▶ THE TASK: Wherever the string "expanded" appears in the listing, copy that line.
## begin MATERIAL PROVIDED
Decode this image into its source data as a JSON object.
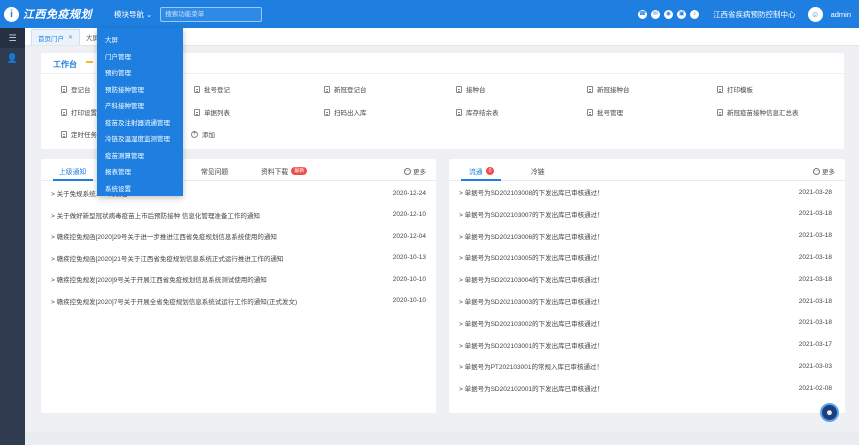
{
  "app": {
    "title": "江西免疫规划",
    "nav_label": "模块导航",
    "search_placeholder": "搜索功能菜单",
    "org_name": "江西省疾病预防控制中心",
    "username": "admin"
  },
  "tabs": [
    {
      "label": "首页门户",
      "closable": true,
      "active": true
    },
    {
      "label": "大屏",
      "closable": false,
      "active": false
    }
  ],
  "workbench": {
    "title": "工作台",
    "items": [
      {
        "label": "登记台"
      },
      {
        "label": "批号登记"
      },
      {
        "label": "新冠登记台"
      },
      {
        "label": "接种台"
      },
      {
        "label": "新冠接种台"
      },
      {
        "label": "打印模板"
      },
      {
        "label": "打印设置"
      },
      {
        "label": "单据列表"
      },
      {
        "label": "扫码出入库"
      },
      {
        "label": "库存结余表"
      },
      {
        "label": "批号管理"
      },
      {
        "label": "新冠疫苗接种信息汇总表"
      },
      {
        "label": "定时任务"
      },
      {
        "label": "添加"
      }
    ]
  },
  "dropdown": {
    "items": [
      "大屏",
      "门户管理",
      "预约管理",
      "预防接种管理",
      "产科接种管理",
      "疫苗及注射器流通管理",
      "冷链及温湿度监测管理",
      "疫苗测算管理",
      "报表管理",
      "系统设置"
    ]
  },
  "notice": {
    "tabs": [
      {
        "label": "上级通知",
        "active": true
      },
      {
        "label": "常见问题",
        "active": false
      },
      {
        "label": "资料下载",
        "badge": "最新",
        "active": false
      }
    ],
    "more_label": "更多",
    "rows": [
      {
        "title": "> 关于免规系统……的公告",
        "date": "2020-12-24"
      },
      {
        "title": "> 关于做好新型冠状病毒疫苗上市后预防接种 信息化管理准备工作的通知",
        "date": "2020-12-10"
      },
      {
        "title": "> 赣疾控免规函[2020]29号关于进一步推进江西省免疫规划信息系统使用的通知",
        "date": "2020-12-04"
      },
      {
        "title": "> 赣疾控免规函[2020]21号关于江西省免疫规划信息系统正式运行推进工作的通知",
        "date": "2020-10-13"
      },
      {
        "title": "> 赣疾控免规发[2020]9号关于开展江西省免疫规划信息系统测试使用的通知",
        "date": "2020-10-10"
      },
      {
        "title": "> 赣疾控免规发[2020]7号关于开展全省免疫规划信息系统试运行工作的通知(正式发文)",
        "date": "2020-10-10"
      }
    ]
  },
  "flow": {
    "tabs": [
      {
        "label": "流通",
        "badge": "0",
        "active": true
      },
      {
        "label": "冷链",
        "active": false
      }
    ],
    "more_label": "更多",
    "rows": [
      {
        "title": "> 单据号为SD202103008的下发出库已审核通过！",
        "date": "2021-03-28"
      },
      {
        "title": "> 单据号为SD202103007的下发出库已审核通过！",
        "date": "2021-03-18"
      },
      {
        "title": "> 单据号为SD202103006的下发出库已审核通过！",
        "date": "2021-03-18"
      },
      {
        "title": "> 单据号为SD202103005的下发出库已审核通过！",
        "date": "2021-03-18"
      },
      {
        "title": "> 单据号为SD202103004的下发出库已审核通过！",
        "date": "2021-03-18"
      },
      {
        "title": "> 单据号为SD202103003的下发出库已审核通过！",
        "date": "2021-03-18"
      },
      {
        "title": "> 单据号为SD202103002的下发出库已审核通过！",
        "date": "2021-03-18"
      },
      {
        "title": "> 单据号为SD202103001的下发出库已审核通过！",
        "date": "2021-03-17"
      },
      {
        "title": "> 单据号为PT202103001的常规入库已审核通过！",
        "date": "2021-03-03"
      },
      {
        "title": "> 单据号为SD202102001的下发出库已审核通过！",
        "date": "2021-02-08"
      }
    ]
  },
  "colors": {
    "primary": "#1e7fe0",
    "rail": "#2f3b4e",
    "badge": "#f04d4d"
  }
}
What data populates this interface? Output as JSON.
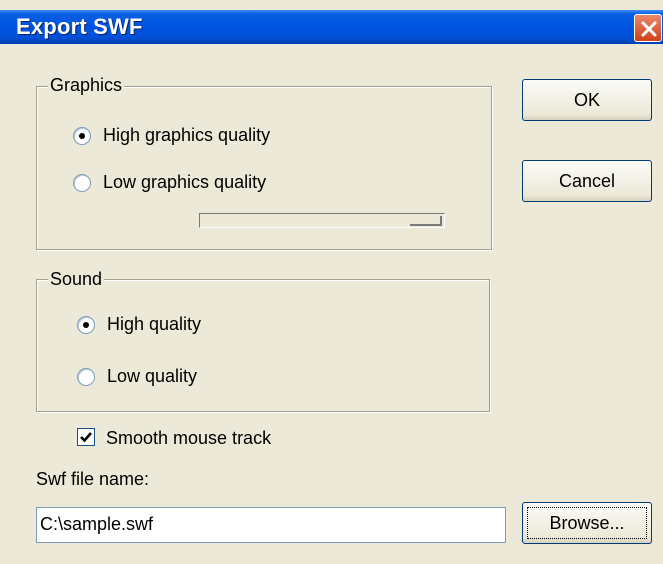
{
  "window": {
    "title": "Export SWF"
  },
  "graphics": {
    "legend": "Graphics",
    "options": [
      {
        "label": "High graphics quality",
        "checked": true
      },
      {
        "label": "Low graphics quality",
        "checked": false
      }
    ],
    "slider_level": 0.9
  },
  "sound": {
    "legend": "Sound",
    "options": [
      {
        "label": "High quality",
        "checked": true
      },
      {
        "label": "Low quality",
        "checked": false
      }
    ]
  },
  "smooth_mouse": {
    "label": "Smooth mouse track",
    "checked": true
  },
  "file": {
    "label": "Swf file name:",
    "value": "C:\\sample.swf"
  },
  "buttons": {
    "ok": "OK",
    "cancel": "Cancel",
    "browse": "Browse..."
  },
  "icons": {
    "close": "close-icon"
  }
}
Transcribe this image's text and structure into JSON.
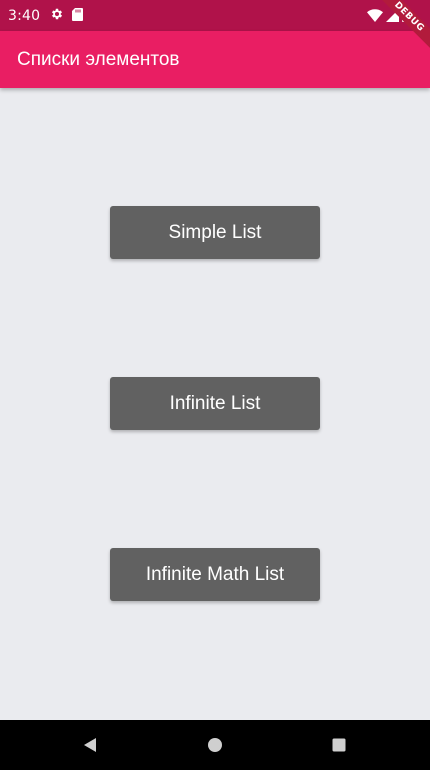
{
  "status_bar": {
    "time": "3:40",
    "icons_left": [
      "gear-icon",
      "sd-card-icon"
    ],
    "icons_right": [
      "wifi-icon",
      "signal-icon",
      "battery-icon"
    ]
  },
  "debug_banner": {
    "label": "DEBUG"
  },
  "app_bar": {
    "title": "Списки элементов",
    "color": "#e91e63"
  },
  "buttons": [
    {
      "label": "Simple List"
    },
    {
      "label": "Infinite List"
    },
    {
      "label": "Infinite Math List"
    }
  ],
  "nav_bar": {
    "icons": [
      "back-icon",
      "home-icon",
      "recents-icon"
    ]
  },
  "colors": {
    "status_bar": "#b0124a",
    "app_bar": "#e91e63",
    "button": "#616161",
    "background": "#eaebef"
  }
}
## end MATERIAL PROVIDED
## begin MATERIAL PROVIDED
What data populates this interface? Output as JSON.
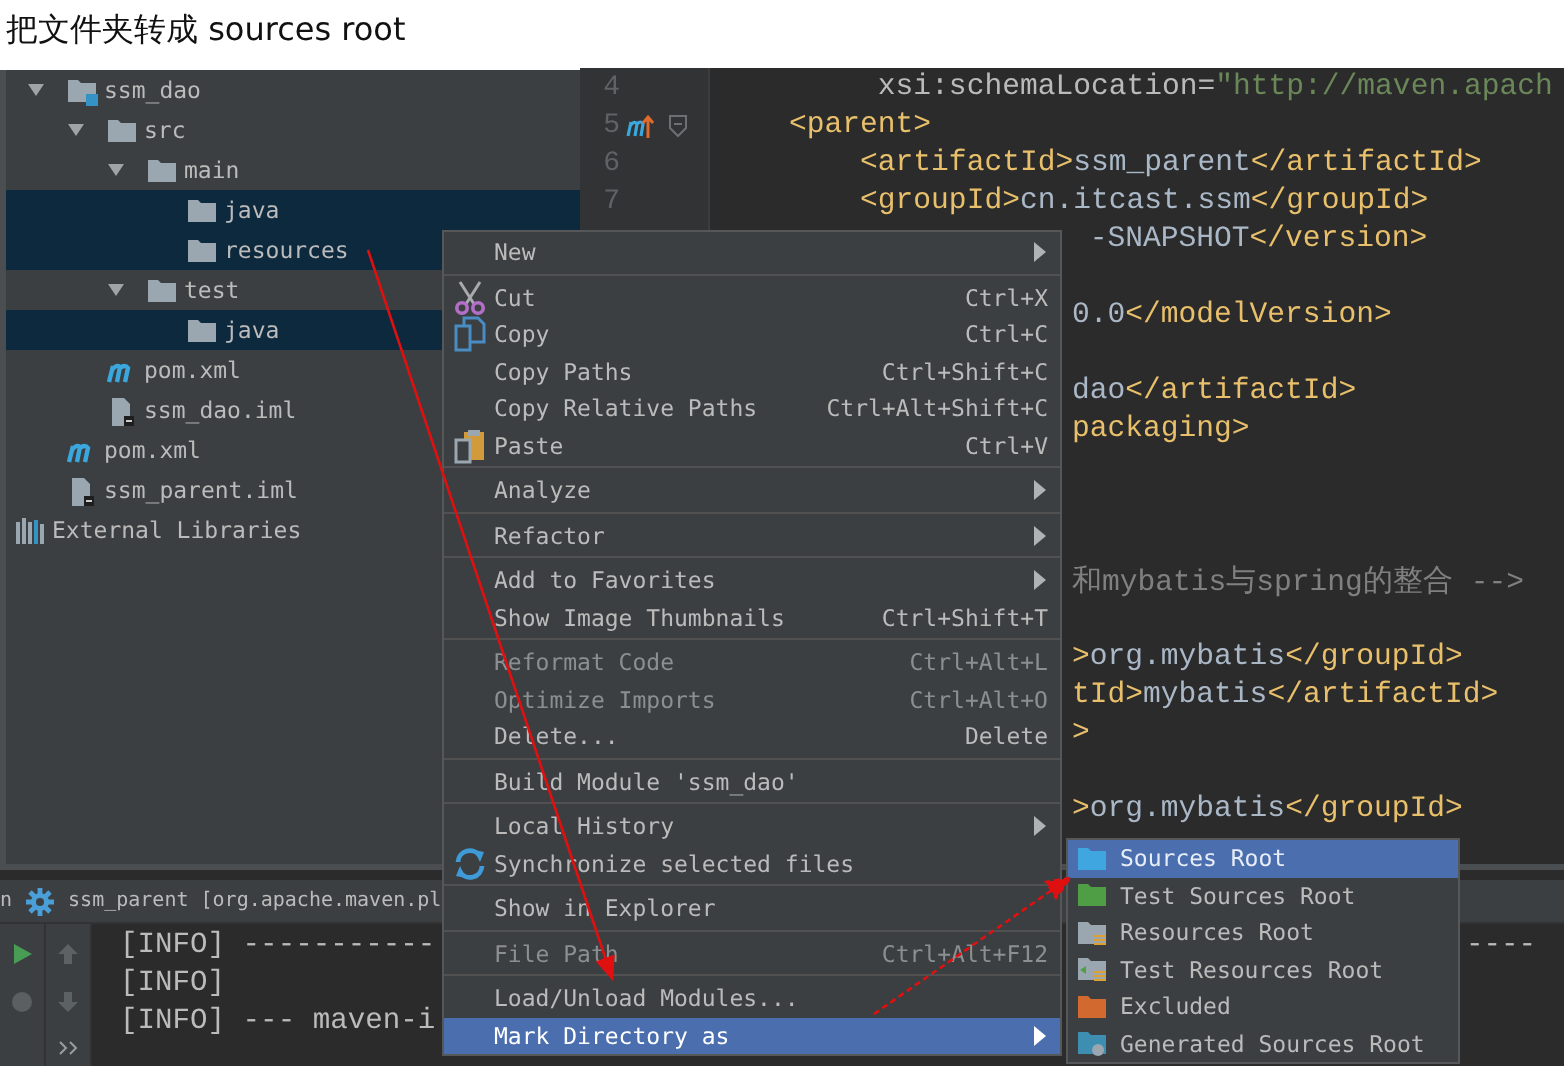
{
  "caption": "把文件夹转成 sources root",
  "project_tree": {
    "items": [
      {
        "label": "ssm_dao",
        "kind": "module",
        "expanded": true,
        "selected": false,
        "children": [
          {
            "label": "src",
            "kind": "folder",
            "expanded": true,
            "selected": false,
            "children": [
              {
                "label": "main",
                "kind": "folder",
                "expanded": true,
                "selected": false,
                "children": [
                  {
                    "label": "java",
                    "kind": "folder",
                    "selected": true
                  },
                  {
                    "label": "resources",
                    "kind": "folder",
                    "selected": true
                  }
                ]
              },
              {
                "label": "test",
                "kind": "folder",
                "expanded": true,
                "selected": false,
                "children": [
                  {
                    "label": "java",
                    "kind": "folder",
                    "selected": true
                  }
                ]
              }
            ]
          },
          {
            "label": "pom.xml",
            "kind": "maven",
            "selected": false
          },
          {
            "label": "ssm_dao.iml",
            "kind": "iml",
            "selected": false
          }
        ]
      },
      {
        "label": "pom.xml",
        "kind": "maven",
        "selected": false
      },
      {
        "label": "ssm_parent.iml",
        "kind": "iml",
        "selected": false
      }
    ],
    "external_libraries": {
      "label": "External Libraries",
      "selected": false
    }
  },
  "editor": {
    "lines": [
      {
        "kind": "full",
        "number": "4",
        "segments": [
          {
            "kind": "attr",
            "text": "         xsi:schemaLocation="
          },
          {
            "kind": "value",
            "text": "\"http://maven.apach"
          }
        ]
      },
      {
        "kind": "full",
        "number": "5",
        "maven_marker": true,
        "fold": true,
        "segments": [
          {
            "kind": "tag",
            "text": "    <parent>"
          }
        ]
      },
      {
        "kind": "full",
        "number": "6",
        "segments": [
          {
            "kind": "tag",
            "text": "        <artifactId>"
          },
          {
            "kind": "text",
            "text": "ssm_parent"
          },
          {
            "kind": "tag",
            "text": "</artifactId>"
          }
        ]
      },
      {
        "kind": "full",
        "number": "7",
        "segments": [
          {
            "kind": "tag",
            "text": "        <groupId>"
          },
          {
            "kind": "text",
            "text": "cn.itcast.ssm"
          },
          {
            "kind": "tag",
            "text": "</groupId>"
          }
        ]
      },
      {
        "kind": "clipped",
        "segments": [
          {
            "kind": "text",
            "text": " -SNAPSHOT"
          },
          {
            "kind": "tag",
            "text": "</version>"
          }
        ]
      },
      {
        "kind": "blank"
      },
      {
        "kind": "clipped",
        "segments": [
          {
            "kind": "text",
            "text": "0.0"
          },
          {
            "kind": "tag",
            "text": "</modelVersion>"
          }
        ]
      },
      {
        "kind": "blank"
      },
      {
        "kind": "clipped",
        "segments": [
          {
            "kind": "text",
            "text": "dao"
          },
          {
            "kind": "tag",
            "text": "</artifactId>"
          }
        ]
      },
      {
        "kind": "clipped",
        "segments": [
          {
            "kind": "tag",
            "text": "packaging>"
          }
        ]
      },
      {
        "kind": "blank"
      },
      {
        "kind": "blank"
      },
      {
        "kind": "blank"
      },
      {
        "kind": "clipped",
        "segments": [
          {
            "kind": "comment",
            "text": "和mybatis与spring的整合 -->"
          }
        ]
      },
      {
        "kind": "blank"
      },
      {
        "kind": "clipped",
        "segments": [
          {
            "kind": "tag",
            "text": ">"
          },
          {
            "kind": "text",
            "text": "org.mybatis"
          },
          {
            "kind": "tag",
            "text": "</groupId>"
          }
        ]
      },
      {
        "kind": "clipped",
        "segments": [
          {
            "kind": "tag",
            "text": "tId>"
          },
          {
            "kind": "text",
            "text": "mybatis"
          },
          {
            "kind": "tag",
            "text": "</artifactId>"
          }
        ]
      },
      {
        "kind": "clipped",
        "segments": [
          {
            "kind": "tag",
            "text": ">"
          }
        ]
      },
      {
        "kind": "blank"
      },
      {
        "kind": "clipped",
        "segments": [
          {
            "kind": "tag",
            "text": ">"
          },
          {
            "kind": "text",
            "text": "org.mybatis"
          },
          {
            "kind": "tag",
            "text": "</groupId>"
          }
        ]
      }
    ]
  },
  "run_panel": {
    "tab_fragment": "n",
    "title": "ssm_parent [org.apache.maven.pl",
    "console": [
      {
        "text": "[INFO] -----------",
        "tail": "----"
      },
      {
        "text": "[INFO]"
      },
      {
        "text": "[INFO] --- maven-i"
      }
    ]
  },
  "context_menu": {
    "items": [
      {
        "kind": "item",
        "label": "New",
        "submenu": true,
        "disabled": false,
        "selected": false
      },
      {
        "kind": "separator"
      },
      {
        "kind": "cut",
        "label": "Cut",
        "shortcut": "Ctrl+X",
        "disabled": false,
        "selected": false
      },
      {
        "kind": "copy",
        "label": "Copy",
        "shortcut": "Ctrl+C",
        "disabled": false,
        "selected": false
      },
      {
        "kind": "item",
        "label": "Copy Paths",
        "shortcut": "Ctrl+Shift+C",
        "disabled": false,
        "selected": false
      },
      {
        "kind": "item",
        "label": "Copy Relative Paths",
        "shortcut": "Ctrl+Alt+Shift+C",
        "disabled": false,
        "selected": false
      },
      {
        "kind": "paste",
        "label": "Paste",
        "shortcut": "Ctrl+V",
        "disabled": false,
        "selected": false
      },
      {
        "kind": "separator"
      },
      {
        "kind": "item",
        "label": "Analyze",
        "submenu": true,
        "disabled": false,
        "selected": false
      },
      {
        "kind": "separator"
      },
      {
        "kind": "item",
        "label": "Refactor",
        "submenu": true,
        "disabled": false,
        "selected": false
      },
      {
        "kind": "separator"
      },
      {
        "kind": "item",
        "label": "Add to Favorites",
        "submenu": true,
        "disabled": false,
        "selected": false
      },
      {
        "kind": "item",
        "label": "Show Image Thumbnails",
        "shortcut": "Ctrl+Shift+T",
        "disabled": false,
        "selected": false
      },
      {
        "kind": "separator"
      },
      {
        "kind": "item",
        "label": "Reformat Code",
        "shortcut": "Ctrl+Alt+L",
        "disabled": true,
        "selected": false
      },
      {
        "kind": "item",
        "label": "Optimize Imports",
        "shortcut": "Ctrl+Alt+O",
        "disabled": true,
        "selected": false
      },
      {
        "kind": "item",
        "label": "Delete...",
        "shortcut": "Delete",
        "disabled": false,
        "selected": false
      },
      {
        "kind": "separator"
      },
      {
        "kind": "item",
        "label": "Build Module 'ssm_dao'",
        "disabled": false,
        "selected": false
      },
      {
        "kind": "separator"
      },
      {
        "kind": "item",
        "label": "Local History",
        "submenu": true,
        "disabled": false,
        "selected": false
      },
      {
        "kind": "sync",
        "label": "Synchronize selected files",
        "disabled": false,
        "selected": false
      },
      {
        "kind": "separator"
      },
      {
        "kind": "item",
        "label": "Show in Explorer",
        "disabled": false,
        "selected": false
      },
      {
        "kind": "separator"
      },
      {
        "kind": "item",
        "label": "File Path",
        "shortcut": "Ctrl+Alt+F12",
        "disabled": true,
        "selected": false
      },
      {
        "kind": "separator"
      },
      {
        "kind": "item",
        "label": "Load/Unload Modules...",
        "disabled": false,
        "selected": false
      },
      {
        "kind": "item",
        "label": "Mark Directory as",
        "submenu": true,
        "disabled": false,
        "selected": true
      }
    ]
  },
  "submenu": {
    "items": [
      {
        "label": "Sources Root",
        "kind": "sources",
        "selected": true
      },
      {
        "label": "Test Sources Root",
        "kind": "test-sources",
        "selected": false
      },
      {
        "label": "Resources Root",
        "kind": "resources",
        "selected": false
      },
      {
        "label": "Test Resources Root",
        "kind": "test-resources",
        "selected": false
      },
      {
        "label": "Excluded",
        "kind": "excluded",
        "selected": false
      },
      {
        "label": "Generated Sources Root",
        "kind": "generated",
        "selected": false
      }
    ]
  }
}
## end MATERIAL PROVIDED
▶ WRITTEN REPLY:
        "expanded": true,
            "expanded": true,
                "expanded": true,
                "expanded": true,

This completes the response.